## BRANO PROPOSTO

★ ★ ★

Per riconoscersi ne Le perfezioni, il nuovo libro di Vincenzo Latronico, non c’è bisogno di essere giovani di buone promesse trasferitisi a Berlino nei primi anni Dieci. Basta essere stati un po’ (troppo?) online mentre i social network fagocitavano il mondo.
Un uomo è seduto sul divanetto di una psicologa. “Come ti ha fatto sentire questa cosa che ti è successa?”, gli chiede lei. “Non sono molto bravo a descrivere le mie emozioni, non è che per caso puoi mostrarmi una serie di meme finché non ne trovo una sotto a cui commenterei mood?”, risponde lui.
L’interazione stessa è un meme: lo so perché una volta l’ho mostrato alla mia psicologa sullo schermo del mio cellulare, mentre ero seduta sul suo divanetto. Ma anche perché è un’immagine che mi è più volte tornata in mente mentre leggevo Le Perfezioni, il nuovo libro di Vincenzo Latronico, appena uscito per Bompiani.
Al centro del romanzo, che si legge in un pomeriggio, ci sono Anna e Tom, due millennial qualsiasi, che da una provincia europea qualsiasi — potrebbe essere la pianura padana come la periferia francese — si trapiantano a Berlino alla ricerca della “libertà di essere se stessi, cioè di inventarsi, cioè di essere diversi da se stessi.”
Anna e Tom fanno la vita che sono convinti di sognare. Hanno un bellissimo appartamento pieno di piante, riviste in inglese, vinili, dettagli ricercati. Uno di quei lavori che ti dici di fare per passione: in questo caso i graphic designer/web developer/online brand strategist, ma sarebbero potuti essere con la stessa facilità fotografi, scrittori, giornalisti freelance. Una comunità vibrante, fatta di persone sempre nuove da tutto il mondo con cui condividere weekend avventurosi e discussioni impegnate. Una relazione solida.
E il tempo per godersi tutto questo. Almeno in teoria. Mood?
Dietro al feed di Instagram scintillante che fa crepare d’invidia gli amici rimasti in provincia — e che segnala, in ogni suo dettaglio, l’appartenenza a una mitologia condivisa, fatta di ambizioni e aspirazioni sublimate nelle serate, le frequentazioni, gli arredamenti, i gusti giusti — la situazione è un po’ più complessa. La casa costa più di quel che dovrebbe (sempre di più, man mano che passa il tempo), e le piante, le riviste in inglese, i vinili, i dettagli ricercati non bastano da soli a trasformare la quotidianità di Anna e Tom nella vita a cui aspirano. Il lavoro è un po’ ripetitivo, non esattamente significativo, e più precario di quello che vorrebbero sia loro, che i loro genitori (che non capiscono bene cosa stiano facendo con la loro vita). La vita sessuale di coppia è quella che è, e non si trova il coraggio o la voglia di cambiarla. La comunità è costantemente minacciata da inverni troppo freddi, nostalgie di casa, opportunità migliori altrove.

★ ★ ★

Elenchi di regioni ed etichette

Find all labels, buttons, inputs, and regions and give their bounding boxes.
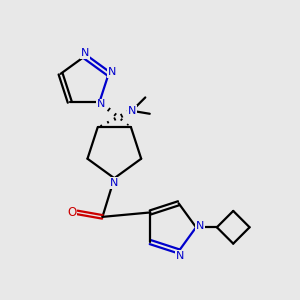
Text: N: N bbox=[196, 221, 204, 231]
Text: N: N bbox=[128, 106, 136, 116]
Text: N: N bbox=[80, 48, 89, 59]
Text: O: O bbox=[67, 206, 76, 219]
Text: N: N bbox=[108, 67, 116, 77]
Text: N: N bbox=[110, 178, 118, 188]
Text: N: N bbox=[97, 100, 105, 110]
Text: N: N bbox=[176, 251, 184, 261]
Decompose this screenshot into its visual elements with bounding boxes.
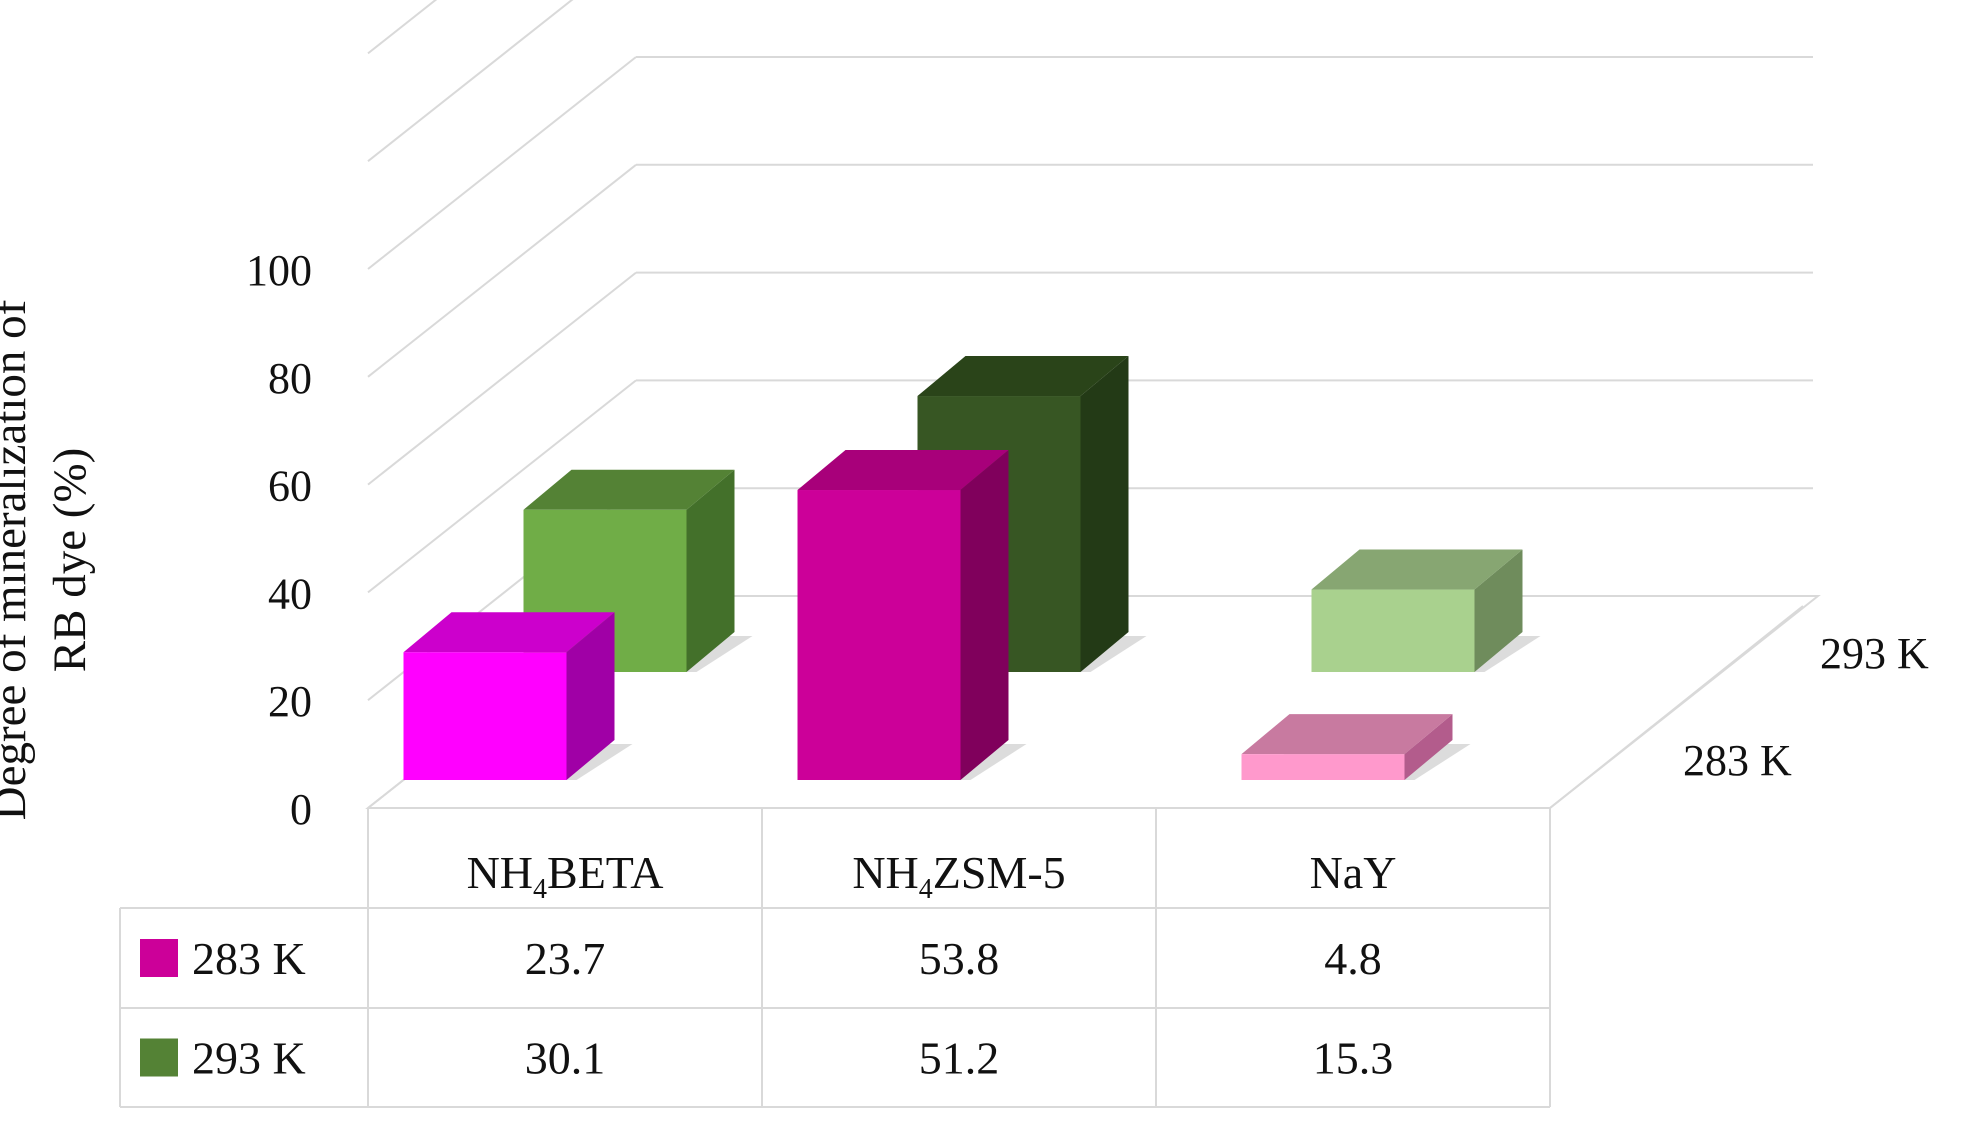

★ ★ ★

## SERIE DI COMPITI
1. Risponda a queste domande sul brano su Le perfezioni, una per riga:
(a) Con quale editore è uscito il libro?
(b) In quale città si trasferiscono Anna e Tom?
(c) Quali lavori svolgono Anna e Tom?
2. Riprenda il brano su Le perfezioni dal punto in cui si interrompe.
Le righe non hanno alcun ruolo in questo lavoro.

## RISPOSTE
1.
(a) Bompiani.
(b) Berlino.
(c) Graphic designer, web developer e online brand strategist.

2.
Le crepe trovano spazio dietro ad ogni facciata. Mood.
Quella raccontata da Latronico è, per rubargli le parole di bocca, la storia di “un identico anelito a una vita diversa che animava migliaia di esponenti di un certo segmento socioeconomico,” di una generazione. In questo senso, Le Perfezioni sembra quasi uno studio etnografico, il risultato della fatica di un antropologo che ha passato anni immerso in una società catalogandone con attenzione gli usi, i costumi, i feticci, le leggende.
Per riconoscersi in un aspetto o l’altro della vita di Anna e Tom non c’è però bisogno di essersi trasferiti a Berlino nei primi anni Dieci, a cavallo tra i venti e i trent’anni, o di fare i graphic designer: basta essere stati un po’ (troppo?) online mentre le piattaforme social diventavano grandi, fagocitando il nostro tempo, plasmando il nostro immaginario. Spingendoci a mettere in scena una performance costante che convinca gli altri e noi stessi di quanto è interessante e ricca di stimoli la nostra vita, quanto siamo al passo con l’ultimo discorso, quanto virtuosa è la nostra posizione politica, quanto equilibrata, felice, perfetta la nostra esistenza.
I social e le loro estetiche — pulite, curate, esportate spesso e volentieri da degli Stati Uniti dove nessuno di noi vive, ma che tutti conoscono meglio del posto dove abitano, lavorano, pagano le tasse — non sono solo un rumore di fondo che accompagna la vita dei protagonisti. Sono la cartina tornasole a cui Anna e Tom sbirciano costantemente, cercando conferme su una vita che sembra altrimenti bloccata in un eterno, sconcertante presente.
In questo senso è molto adatto che il libro, da cui trapela la convinzione interiorizzata dai millennial occidentali che stessimo vivendo la bonaccia della fine della Storia, finisca nel 2019, prima che cominciassimo a vivere tutti di nuovo in tempi interessanti. E prima che Instagram si riempisse di photo-dump “autentici,” sfocati, volontariamente poco curati, diametralmente opposti a come l’app era stata pensata per essere usata.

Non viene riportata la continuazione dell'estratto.